* **PROBLEM DESCRIPTION**: Select all lines with the string "this" in them, and copy those lines.

(Items from a figure collection)
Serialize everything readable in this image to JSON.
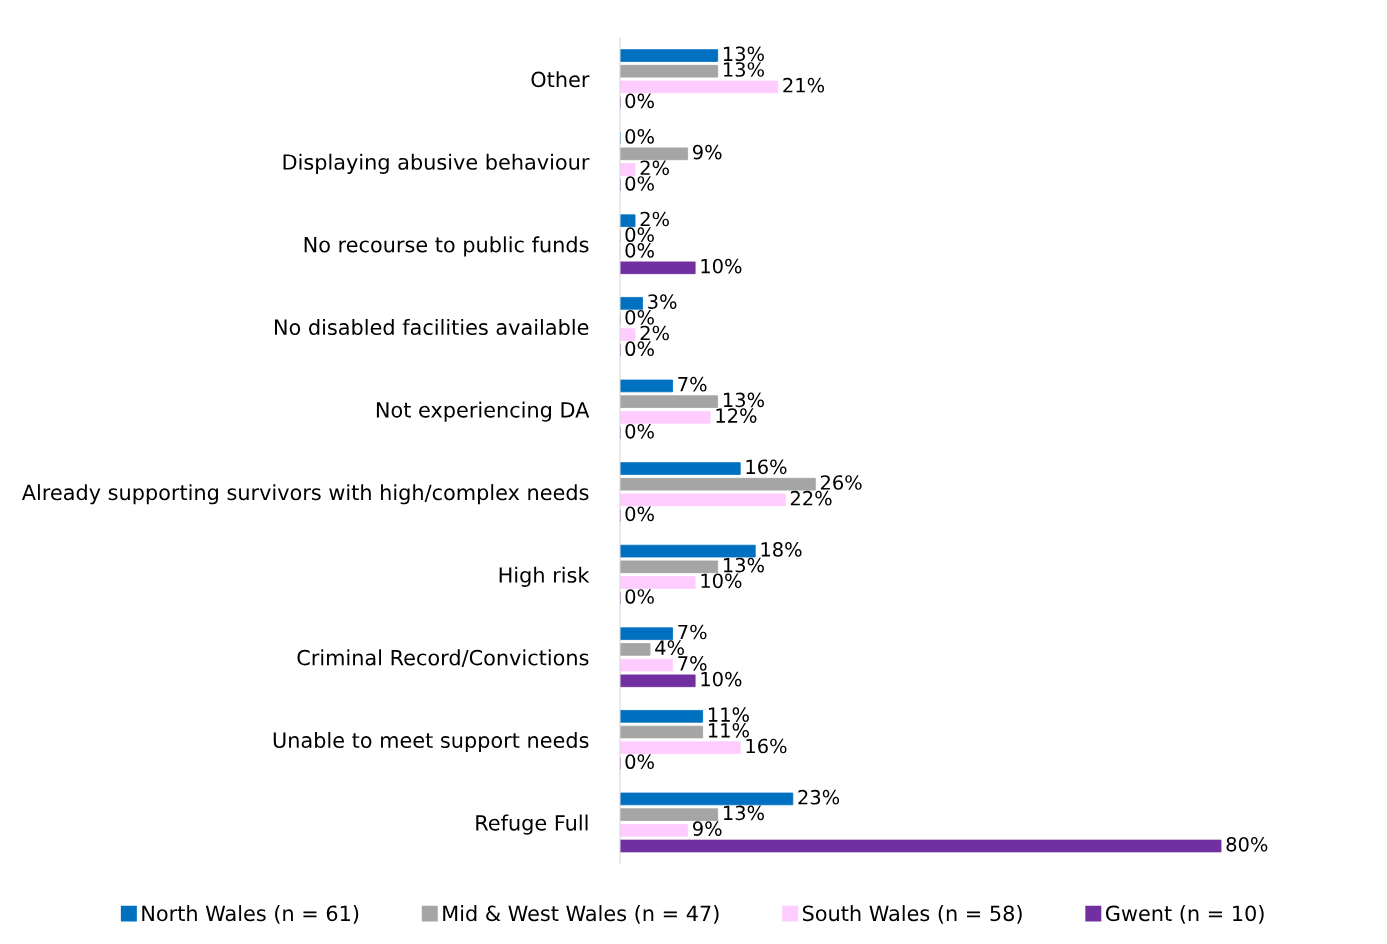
{
  "chart_data": {
    "type": "bar",
    "orientation": "horizontal",
    "legend": "bottom",
    "grid": false,
    "tick_labels": "y",
    "categories": [
      "Other",
      "Displaying abusive behaviour",
      "No recourse to public funds",
      "No disabled facilities available",
      "Not experiencing DA",
      "Already supporting survivors with high/complex needs",
      "High risk",
      "Criminal Record/Convictions",
      "Unable to meet support needs",
      "Refuge Full"
    ],
    "series": [
      {
        "name": "North Wales (n = 61)",
        "color": "#0070c0",
        "values": [
          13,
          0,
          2,
          3,
          7,
          16,
          18,
          7,
          11,
          23
        ],
        "value_labels": [
          "13%",
          "0%",
          "2%",
          "3%",
          "7%",
          "16%",
          "18%",
          "7%",
          "11%",
          "23%"
        ]
      },
      {
        "name": "Mid & West Wales (n = 47)",
        "color": "#a5a5a5",
        "values": [
          13,
          9,
          0,
          0,
          13,
          26,
          13,
          4,
          11,
          13
        ],
        "value_labels": [
          "13%",
          "9%",
          "0%",
          "0%",
          "13%",
          "26%",
          "13%",
          "4%",
          "11%",
          "13%"
        ]
      },
      {
        "name": "South Wales (n = 58)",
        "color": "#ffccff",
        "values": [
          21,
          2,
          0,
          2,
          12,
          22,
          10,
          7,
          16,
          9
        ],
        "value_labels": [
          "21%",
          "2%",
          "0%",
          "2%",
          "12%",
          "22%",
          "10%",
          "7%",
          "16%",
          "9%"
        ]
      },
      {
        "name": "Gwent (n = 10)",
        "color": "#7030a0",
        "values": [
          0,
          0,
          10,
          0,
          0,
          0,
          0,
          10,
          0,
          80
        ],
        "value_labels": [
          "0%",
          "0%",
          "10%",
          "0%",
          "0%",
          "0%",
          "0%",
          "10%",
          "0%",
          "80%"
        ]
      }
    ]
  }
}
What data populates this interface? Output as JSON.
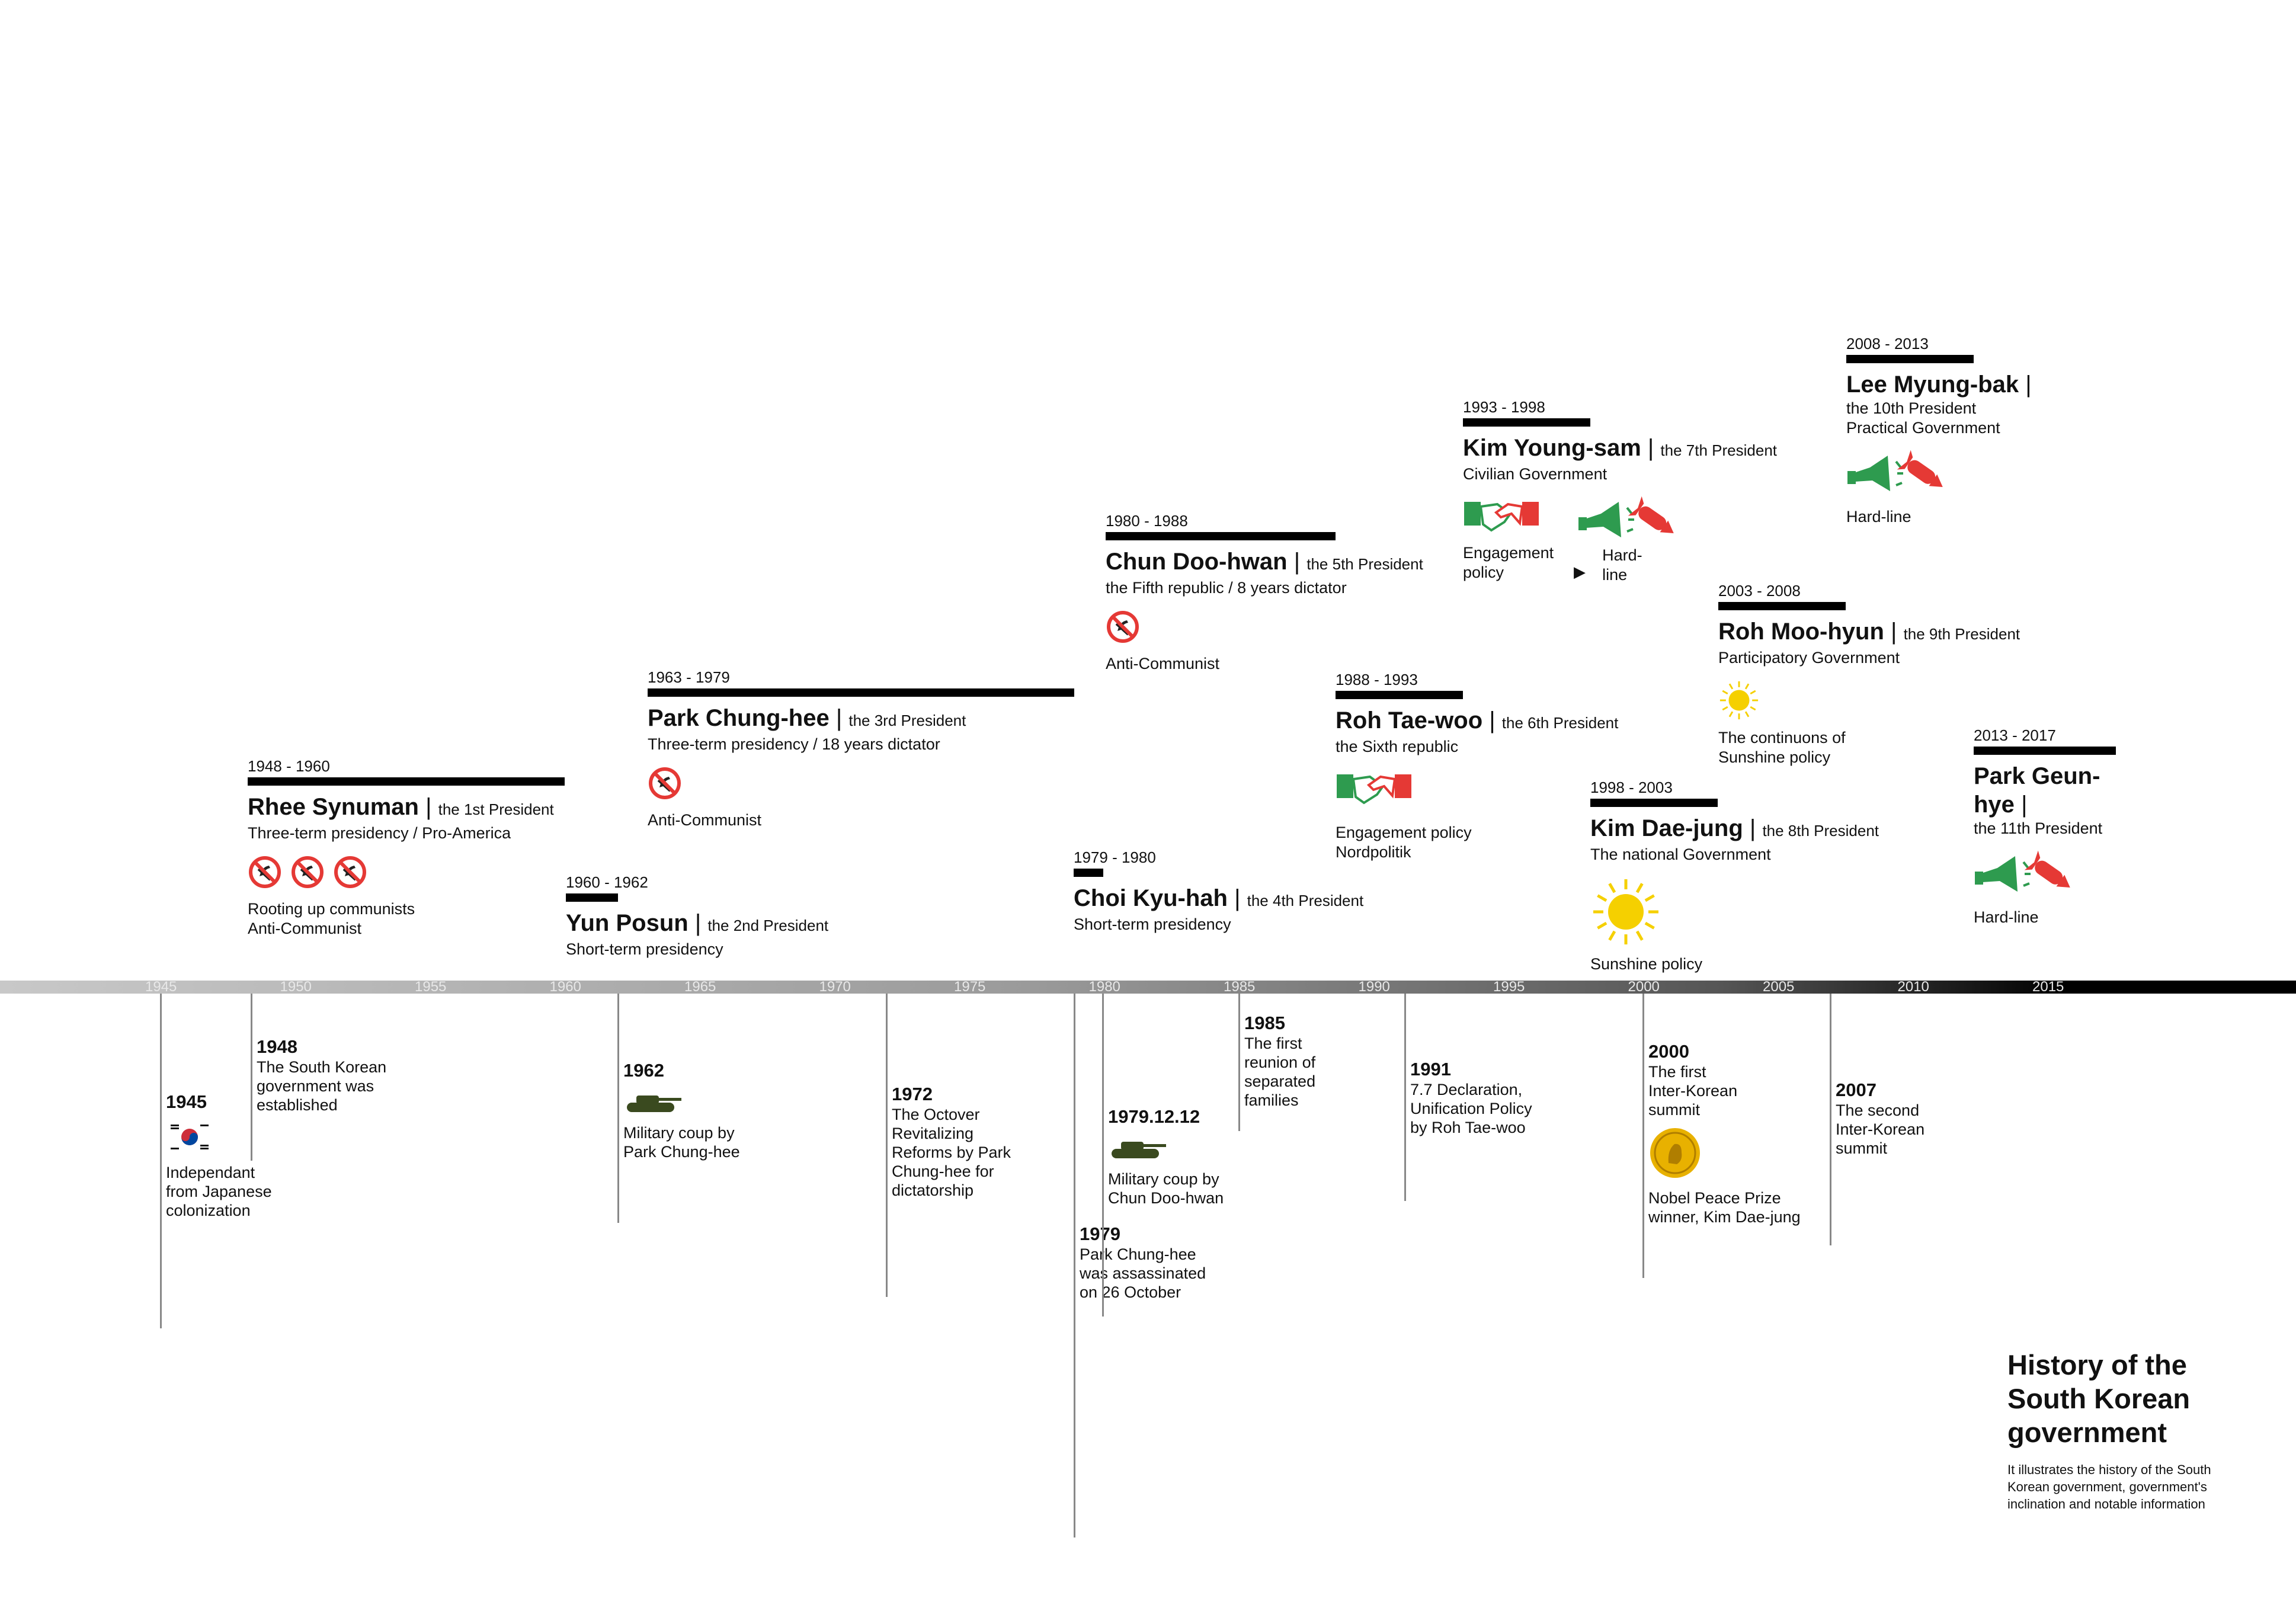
{
  "title": "History of the South Korean government",
  "description": "It illustrates the history of the South Korean government, government's inclination and notable information",
  "colors": {
    "accent_red": "#e53935",
    "accent_green": "#2e9b4f",
    "gold": "#e8b100",
    "sun": "#f5d000",
    "tank": "#3a4a1f"
  },
  "axis_ticks": [
    "1945",
    "1950",
    "1955",
    "1960",
    "1965",
    "1970",
    "1975",
    "1980",
    "1985",
    "1990",
    "1995",
    "2000",
    "2005",
    "2010",
    "2015"
  ],
  "presidents": [
    {
      "years": "1948 - 1960",
      "name": "Rhee Synuman",
      "ordinal": "the 1st President",
      "lines": [
        "Three-term presidency / Pro-America"
      ],
      "icons": [
        "no-communism-icon",
        "no-communism-icon",
        "no-communism-icon"
      ],
      "policy": [
        "Rooting up communists",
        "Anti-Communist"
      ]
    },
    {
      "years": "1960 - 1962",
      "name": "Yun Posun",
      "ordinal": "the 2nd President",
      "lines": [
        "Short-term presidency"
      ],
      "icons": [],
      "policy": []
    },
    {
      "years": "1963 - 1979",
      "name": "Park Chung-hee",
      "ordinal": "the 3rd President",
      "lines": [
        "Three-term presidency / 18 years dictator"
      ],
      "icons": [
        "no-communism-icon"
      ],
      "policy": [
        "Anti-Communist"
      ]
    },
    {
      "years": "1979 - 1980",
      "name": "Choi Kyu-hah",
      "ordinal": "the 4th President",
      "lines": [
        "Short-term presidency"
      ],
      "icons": [],
      "policy": []
    },
    {
      "years": "1980 - 1988",
      "name": "Chun Doo-hwan",
      "ordinal": "the 5th President",
      "lines": [
        "the Fifth republic / 8 years dictator"
      ],
      "icons": [
        "no-communism-icon"
      ],
      "policy": [
        "Anti-Communist"
      ]
    },
    {
      "years": "1988 - 1993",
      "name": "Roh Tae-woo",
      "ordinal": "the 6th President",
      "lines": [
        "the Sixth republic"
      ],
      "icons": [
        "handshake-icon"
      ],
      "policy": [
        "Engagement policy",
        "Nordpolitik"
      ]
    },
    {
      "years": "1993 - 1998",
      "name": "Kim Young-sam",
      "ordinal": "the 7th President",
      "lines": [
        "Civilian Government"
      ],
      "icons": [
        "handshake-icon"
      ],
      "policy": [
        "Engagement",
        "policy"
      ],
      "policy2": [
        "Hard-",
        "line"
      ]
    },
    {
      "years": "1998 - 2003",
      "name": "Kim Dae-jung",
      "ordinal": "the 8th President",
      "lines": [
        "The national Government"
      ],
      "icons": [
        "sun-icon"
      ],
      "policy": [
        "Sunshine policy"
      ]
    },
    {
      "years": "2003 - 2008",
      "name": "Roh Moo-hyun",
      "ordinal": "the 9th President",
      "lines": [
        "Participatory Government"
      ],
      "icons": [
        "sun-icon"
      ],
      "policy": [
        "The continuons of",
        "Sunshine policy"
      ]
    },
    {
      "years": "2008 - 2013",
      "name": "Lee Myung-bak",
      "ordinal": "the 10th President",
      "lines": [
        "Practical Government"
      ],
      "icons": [
        "megaphone-missile-icon"
      ],
      "policy": [
        "Hard-line"
      ]
    },
    {
      "years": "2013 - 2017",
      "name": "Park Geun-hye",
      "ordinal": "the 11th President",
      "lines": [],
      "icons": [
        "megaphone-missile-icon"
      ],
      "policy": [
        "Hard-line"
      ]
    }
  ],
  "events": [
    {
      "year": "1945",
      "text": "Independant\nfrom Japanese\ncolonization",
      "icon": "korea-flag-icon"
    },
    {
      "year": "1948",
      "text": "The South Korean\ngovernment was\nestablished",
      "icon": ""
    },
    {
      "year": "1962",
      "text": "Military coup by\nPark Chung-hee",
      "icon": "tank-icon"
    },
    {
      "year": "1972",
      "text": "The Octover\nRevitalizing\nReforms by Park\nChung-hee for\ndictatorship",
      "icon": ""
    },
    {
      "year": "1979",
      "text": "Park Chung-hee\nwas assassinated\non 26 October",
      "icon": ""
    },
    {
      "year": "1979.12.12",
      "text": "Military coup by\nChun Doo-hwan",
      "icon": "tank-icon"
    },
    {
      "year": "1985",
      "text": "The first\nreunion of\nseparated\nfamilies",
      "icon": ""
    },
    {
      "year": "1991",
      "text": "7.7 Declaration,\nUnification Policy\nby Roh Tae-woo",
      "icon": ""
    },
    {
      "year": "2000",
      "text": "The first\nInter-Korean\nsummit",
      "icon": "nobel-medal-icon",
      "text2": "Nobel Peace Prize\nwinner, Kim Dae-jung"
    },
    {
      "year": "2007",
      "text": "The second\nInter-Korean\nsummit",
      "icon": ""
    }
  ]
}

* **EXERCISE RESULT**:
Serialize everything readable in this image to JSON.
What data populates this interface? Output as JSON.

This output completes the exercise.